• [Task details]:
Find each line containing the word "script" and report how many there are. Add nothing else.

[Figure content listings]
--------------------

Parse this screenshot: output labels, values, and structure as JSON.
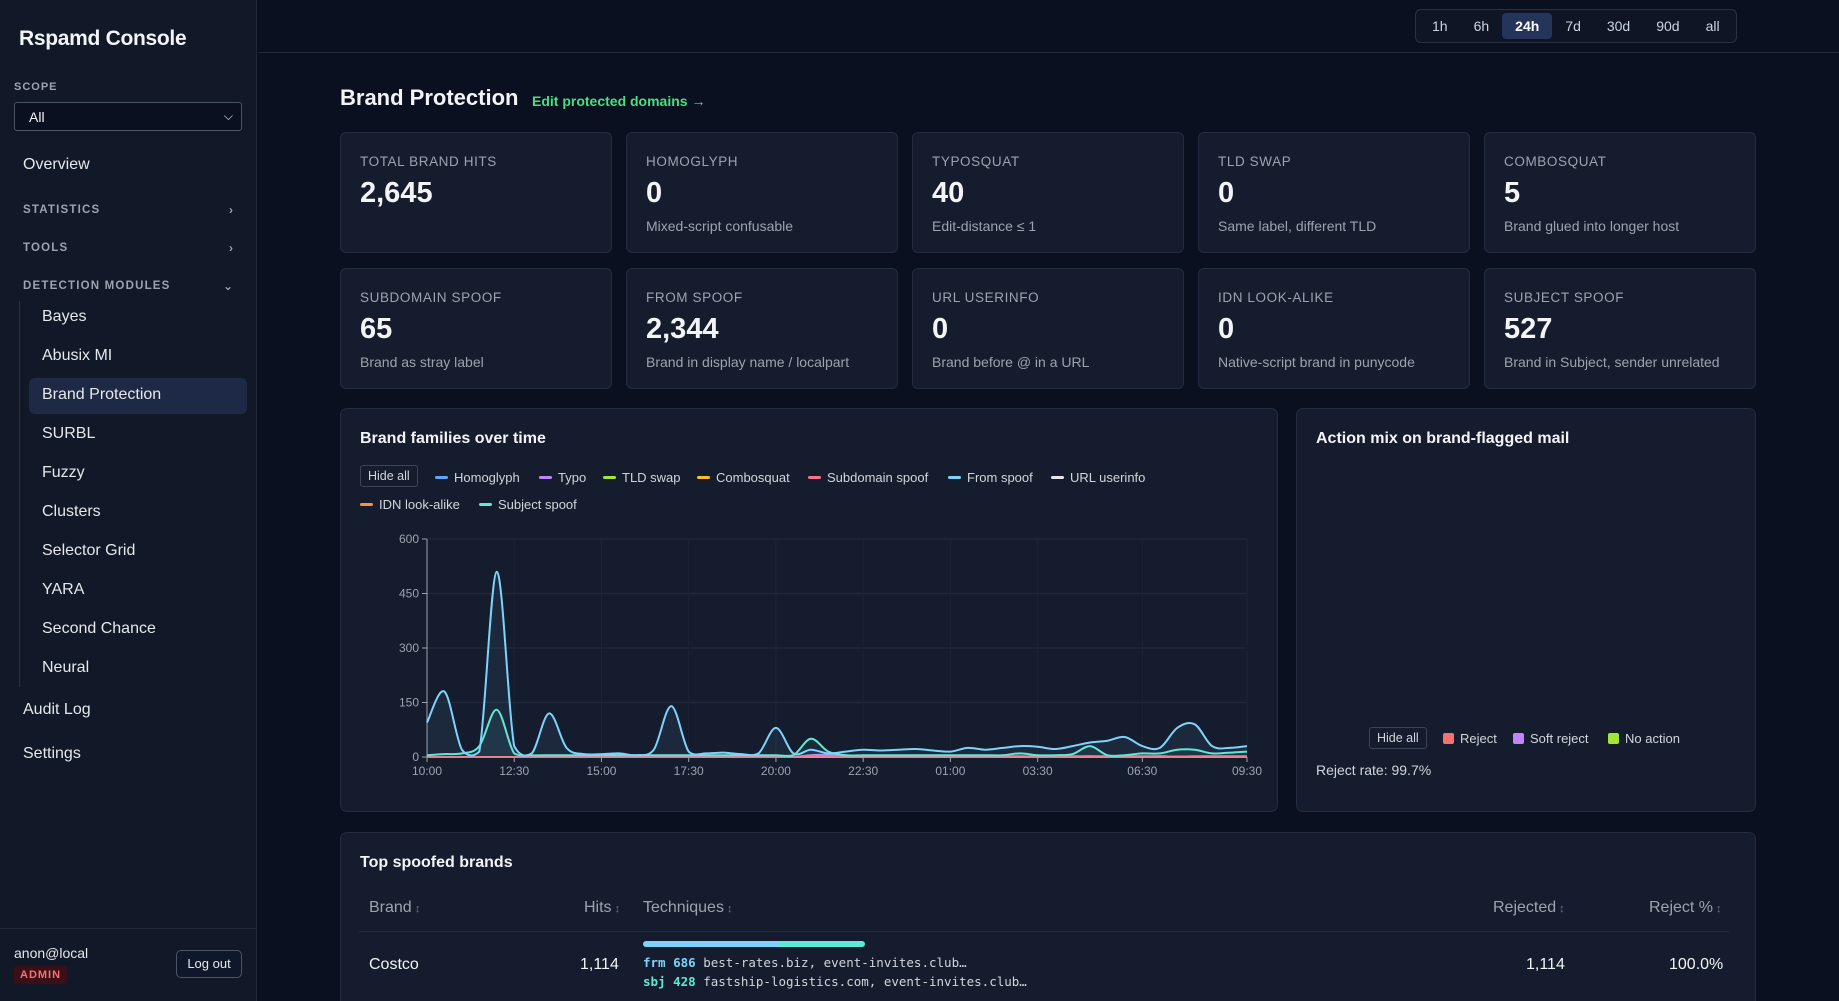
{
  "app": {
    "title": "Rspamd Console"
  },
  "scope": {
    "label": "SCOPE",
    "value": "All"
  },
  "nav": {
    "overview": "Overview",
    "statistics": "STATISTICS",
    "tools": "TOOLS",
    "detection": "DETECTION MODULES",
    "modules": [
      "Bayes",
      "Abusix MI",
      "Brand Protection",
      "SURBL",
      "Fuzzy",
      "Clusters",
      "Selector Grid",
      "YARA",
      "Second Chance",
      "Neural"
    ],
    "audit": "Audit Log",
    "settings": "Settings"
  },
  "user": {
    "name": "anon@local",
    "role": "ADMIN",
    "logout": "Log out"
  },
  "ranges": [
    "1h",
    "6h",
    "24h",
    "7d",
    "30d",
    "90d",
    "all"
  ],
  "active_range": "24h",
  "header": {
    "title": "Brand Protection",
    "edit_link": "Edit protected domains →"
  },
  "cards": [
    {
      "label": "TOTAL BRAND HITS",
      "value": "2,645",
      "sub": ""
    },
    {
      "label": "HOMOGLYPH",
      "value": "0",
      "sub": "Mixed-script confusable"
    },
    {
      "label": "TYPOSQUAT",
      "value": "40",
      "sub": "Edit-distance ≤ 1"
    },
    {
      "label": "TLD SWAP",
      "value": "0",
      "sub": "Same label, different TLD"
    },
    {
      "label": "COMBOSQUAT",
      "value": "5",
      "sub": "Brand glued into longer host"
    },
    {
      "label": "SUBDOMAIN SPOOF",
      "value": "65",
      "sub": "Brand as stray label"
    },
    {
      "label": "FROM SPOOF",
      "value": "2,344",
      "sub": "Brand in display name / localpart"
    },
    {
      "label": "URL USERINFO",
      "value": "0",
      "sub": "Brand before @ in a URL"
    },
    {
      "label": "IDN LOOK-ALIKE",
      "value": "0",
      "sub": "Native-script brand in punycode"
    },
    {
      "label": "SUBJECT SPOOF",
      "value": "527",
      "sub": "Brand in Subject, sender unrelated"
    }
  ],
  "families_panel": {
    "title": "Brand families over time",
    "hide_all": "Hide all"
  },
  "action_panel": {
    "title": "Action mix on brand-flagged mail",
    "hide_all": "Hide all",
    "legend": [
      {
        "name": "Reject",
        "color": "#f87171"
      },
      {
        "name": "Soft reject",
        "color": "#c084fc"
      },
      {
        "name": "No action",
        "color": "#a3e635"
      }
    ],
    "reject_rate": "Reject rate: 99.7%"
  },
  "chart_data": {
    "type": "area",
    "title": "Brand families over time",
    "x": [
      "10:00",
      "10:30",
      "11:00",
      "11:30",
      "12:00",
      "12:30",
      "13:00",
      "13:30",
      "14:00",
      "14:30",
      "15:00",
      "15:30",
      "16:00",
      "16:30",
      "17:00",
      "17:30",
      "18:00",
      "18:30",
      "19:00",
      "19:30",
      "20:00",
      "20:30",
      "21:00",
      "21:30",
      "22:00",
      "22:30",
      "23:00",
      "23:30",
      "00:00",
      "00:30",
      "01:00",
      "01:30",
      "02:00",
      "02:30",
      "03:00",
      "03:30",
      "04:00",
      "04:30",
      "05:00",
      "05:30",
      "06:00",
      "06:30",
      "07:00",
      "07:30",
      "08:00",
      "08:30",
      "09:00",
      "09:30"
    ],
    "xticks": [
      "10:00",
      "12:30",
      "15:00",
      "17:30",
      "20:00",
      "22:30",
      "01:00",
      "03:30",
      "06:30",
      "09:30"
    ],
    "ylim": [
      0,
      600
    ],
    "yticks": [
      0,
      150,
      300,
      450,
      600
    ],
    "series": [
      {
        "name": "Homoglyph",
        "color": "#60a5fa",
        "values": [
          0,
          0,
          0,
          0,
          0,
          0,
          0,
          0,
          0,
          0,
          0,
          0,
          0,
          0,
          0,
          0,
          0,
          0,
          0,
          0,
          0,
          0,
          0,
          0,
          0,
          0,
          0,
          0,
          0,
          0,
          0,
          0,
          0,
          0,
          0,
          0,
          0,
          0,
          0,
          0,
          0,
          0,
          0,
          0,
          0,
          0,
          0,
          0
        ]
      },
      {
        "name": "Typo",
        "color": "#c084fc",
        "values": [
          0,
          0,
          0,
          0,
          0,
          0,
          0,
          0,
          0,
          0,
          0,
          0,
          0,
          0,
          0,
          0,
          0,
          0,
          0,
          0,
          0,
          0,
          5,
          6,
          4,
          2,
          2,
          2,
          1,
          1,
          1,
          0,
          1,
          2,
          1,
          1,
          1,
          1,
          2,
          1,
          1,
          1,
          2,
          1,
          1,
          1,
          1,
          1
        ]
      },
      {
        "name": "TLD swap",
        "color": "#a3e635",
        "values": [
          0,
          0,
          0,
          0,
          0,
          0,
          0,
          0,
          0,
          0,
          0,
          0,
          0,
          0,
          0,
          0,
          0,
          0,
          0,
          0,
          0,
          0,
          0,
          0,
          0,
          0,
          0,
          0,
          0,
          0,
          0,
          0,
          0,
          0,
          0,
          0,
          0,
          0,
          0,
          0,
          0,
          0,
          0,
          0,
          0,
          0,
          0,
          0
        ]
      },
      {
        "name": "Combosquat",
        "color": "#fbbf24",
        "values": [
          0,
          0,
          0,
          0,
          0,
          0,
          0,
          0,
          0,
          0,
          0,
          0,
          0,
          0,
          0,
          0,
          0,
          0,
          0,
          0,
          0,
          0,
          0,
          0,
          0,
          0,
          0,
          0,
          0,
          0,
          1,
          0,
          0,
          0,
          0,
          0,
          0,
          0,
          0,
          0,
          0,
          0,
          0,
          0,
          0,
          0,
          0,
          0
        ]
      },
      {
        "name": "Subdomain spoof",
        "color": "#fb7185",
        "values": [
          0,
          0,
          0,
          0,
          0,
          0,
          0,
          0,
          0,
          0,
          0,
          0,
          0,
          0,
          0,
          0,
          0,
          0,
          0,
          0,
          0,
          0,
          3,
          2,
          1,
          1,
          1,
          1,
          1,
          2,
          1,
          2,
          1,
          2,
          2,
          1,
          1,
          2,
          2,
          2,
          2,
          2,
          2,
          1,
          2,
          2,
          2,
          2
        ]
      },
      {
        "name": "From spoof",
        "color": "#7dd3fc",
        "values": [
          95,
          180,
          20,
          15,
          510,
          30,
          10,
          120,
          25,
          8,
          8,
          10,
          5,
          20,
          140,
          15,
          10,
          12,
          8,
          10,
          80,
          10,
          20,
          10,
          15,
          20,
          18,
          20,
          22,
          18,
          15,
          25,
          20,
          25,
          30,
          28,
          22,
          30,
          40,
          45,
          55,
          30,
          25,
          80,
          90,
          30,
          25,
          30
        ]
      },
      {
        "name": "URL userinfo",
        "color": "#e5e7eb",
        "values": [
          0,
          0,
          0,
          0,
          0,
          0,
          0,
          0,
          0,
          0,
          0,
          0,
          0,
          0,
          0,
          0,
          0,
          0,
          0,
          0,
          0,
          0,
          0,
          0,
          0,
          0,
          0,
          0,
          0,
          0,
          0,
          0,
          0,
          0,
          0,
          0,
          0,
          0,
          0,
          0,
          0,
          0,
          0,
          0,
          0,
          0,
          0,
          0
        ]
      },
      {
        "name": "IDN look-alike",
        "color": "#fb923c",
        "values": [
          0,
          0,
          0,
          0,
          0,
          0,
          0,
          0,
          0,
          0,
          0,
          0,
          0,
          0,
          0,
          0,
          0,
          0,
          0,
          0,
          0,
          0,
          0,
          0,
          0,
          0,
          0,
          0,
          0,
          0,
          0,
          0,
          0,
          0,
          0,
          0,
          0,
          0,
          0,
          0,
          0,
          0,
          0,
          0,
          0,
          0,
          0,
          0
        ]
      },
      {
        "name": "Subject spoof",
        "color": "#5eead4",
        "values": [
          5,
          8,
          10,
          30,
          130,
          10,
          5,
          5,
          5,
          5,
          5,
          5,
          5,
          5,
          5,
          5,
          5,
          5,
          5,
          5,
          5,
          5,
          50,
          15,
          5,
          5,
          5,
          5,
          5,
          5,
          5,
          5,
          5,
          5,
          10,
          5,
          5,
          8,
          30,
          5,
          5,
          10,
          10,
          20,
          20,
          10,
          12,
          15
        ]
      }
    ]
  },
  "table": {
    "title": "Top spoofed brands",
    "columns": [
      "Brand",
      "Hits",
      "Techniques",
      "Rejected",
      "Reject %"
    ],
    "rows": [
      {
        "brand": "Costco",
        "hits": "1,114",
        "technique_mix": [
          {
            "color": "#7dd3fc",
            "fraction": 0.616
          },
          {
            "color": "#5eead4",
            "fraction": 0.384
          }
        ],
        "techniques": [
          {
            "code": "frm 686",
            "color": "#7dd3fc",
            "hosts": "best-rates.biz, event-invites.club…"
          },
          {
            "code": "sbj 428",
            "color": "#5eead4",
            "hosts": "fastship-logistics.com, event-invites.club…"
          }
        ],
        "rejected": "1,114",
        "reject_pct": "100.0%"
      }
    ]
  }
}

--------------------

• [Answer]:
2